- _AUFGABEN_:
a: Schreiben Sie den Abschnitt im Text über den Neujahrsempfang der SPD in Kirchheim neu, der mit „Als Leni Breymaier“ beginnt und mit „der sozialliberalen Koalition.“ endet, und ersetzen Sie darin „Smartphone“ durch „Handy“.
b: Führen Sie den Text über den Neujahrsempfang der SPD in Kirchheim im Anschluss an seinen letzten Satz weiter.

- _VORGEGEBENER TEXT_:

<<<<

Als Leni Breymaier während einer Fraktionssitzung auf ihr Smartphone sah und zum ersten Mal las, dass Schulz Kanzlerkandidat werden sollte und Gabriel zurücktritt, hielt sie es, ganz im Geiste der Zeit, für Fake-News. Doch es stimmte - und die Aufbruchsstimmung war auch noch beim Neujahrsempfang des SPD-Kreisverbands im Kirchheimer Alten Gemeindehaus zu spüren. Seit Donald Trumps Wahl hat der Kreisverband 25 neue Mitglieder gewonnen. „Seitdem sind die Leute aufgewacht“, sagt der Kreisvorsitzende Michael Beck. „Wir leben in einer Zeit der Politisierung“, sagte Breymaier. Heute sei das ein Anlass zu Beitritten wie früher die Wahl von Willy Brandt oder der Abschied der FDP aus der sozialliberalen Koalition.

>>>>

- _ROHDATEN_:
<<<<

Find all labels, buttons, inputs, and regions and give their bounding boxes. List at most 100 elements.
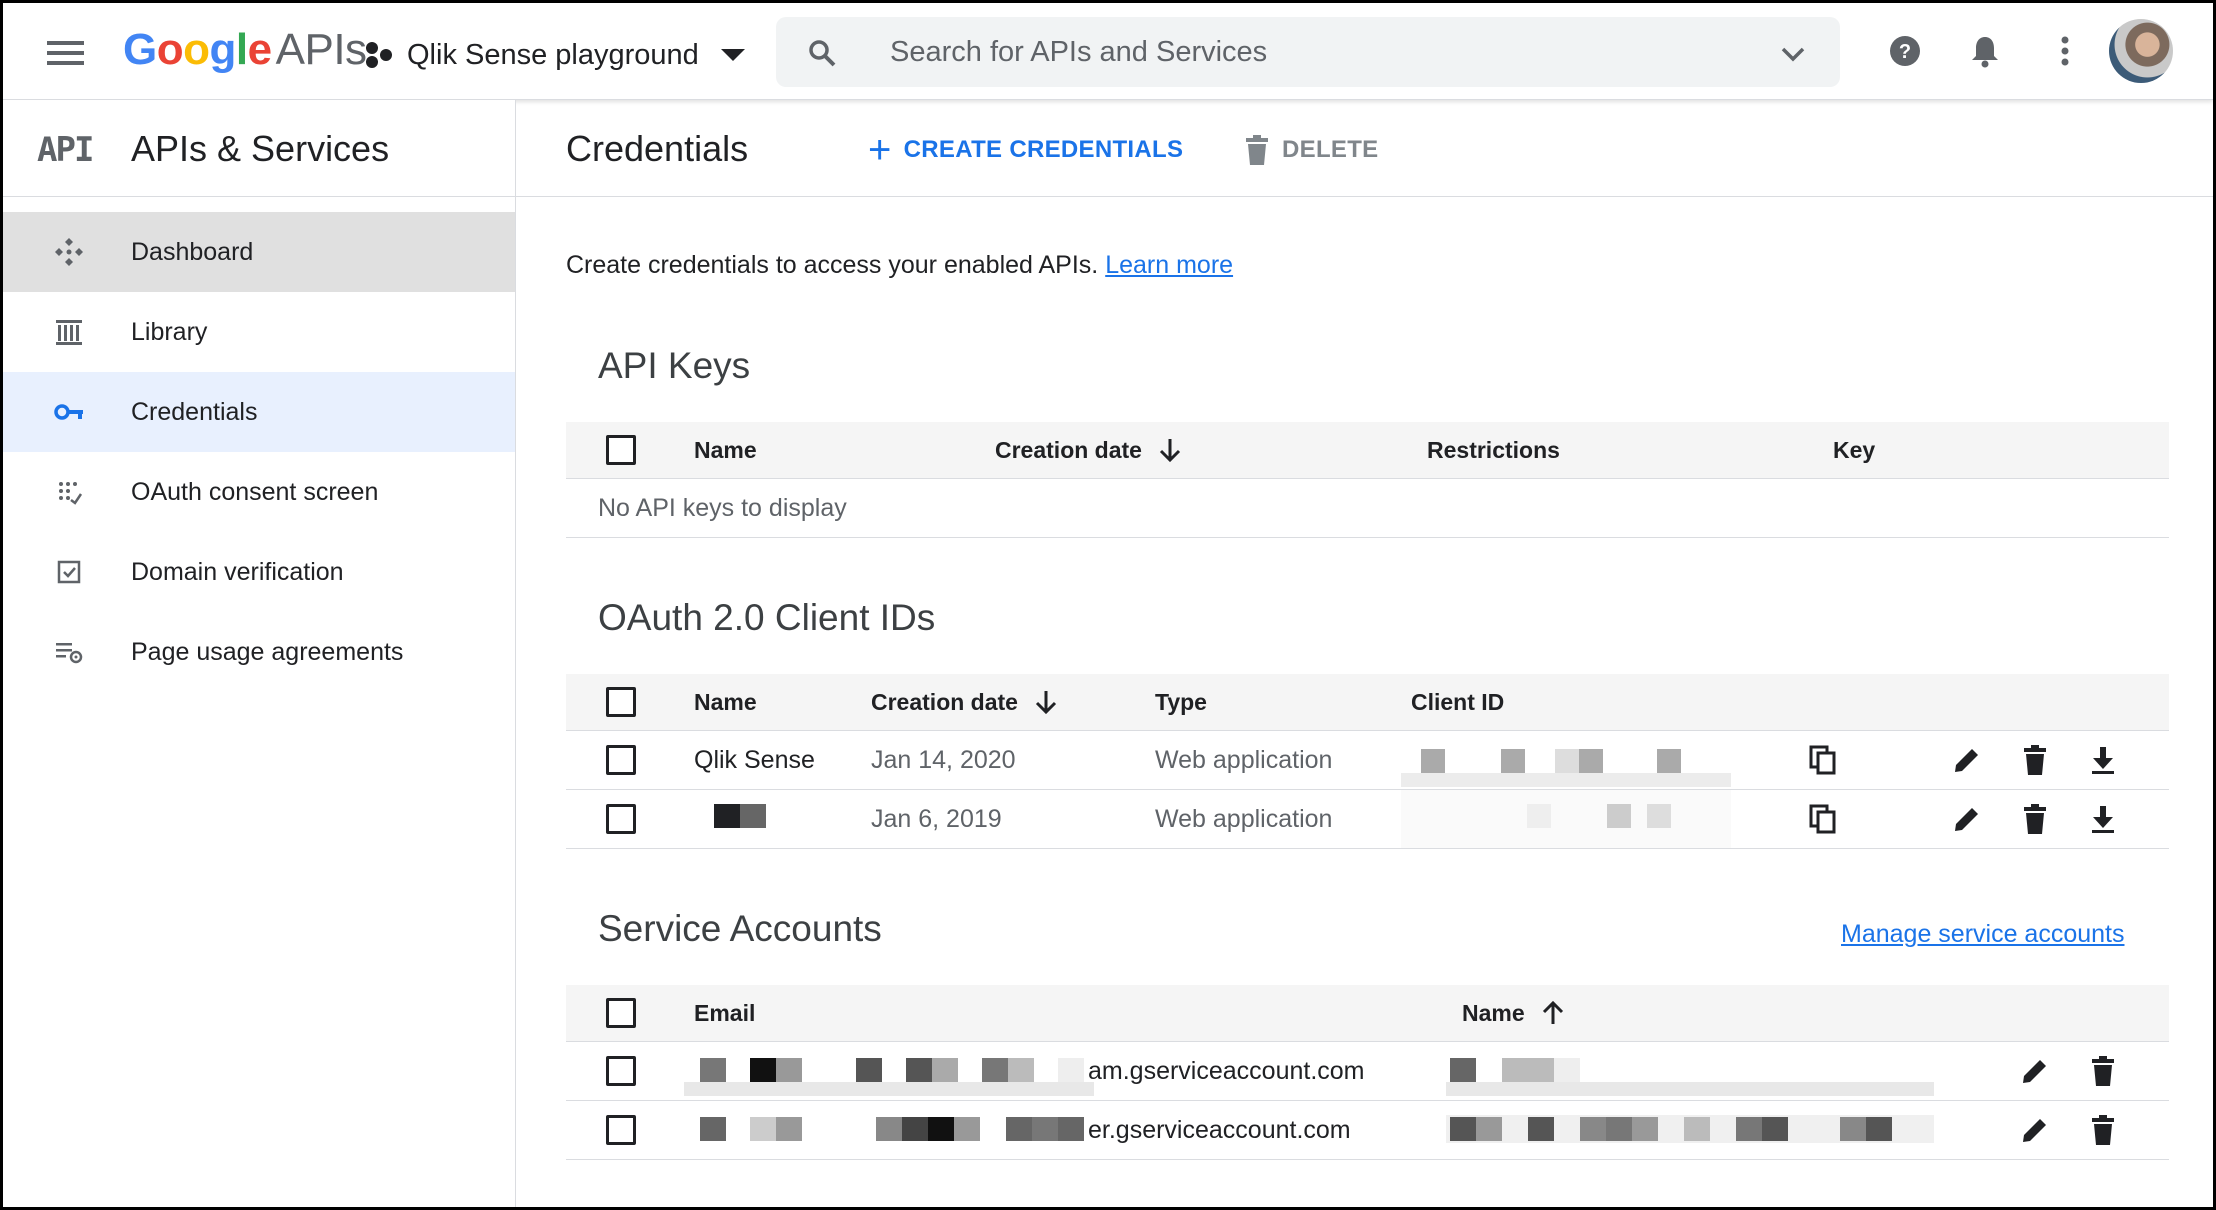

>>>>

- _ERGEBNISSE JE AUFGABE_:
a:
Als Leni Breymaier während einer Fraktionssitzung auf ihr Handy sah und zum ersten Mal las, dass Schulz Kanzlerkandidat werden sollte und Gabriel zurücktritt, hielt sie es, ganz im Geiste der Zeit, für Fake-News. Doch es stimmte - und die Aufbruchsstimmung war auch noch beim Neujahrsempfang des SPD-Kreisverbands im Kirchheimer Alten Gemeindehaus zu spüren. Seit Donald Trumps Wahl hat der Kreisverband 25 neue Mitglieder gewonnen. „Seitdem sind die Leute aufgewacht“, sagt der Kreisvorsitzende Michael Beck. „Wir leben in einer Zeit der Politisierung“, sagte Breymaier. Heute sei das ein Anlass zu Beitritten wie früher die Wahl von Willy Brandt oder der Abschied der FDP aus der sozialliberalen Koalition.

b:
„Ich bin ein Fan von Inhalten“, betonte Breymaier und zeigte das den 160 Zuhörern in ihrer feurigen Rede. Sie will die SPD als Spitzenkandidatin im Land in die Bundestagswahl führen und auf keinen Fall weiterhin eine große Koalition. Unter anderem der Bürgerversicherung wegen, in die alle solidarisch einzahlen, auch die Beamten. „Mit der CDU kriegst du das nicht hin.“ Ein Systemwechsel sei nicht gerade dann möglich, wenn gerade die Babyboomer in Rente gingen. Doch er müsse langfristig geplant werden. Die Verbesserung der Mütterrente sei richtig gewesen, wenn auch falsch finanziert: „Das hätte aus Steuermitteln bezahlt werden müssen, nicht aus Beiträgen.“ Aber es gebe für vor 1992 geborene Kinder noch immer nur zwei Rentenpunkte, nicht drei, ein Unterschied von monatlich rund 30 Euro. „Ihr Frauen, gebt keine Ruhe!“, fordert sie auf.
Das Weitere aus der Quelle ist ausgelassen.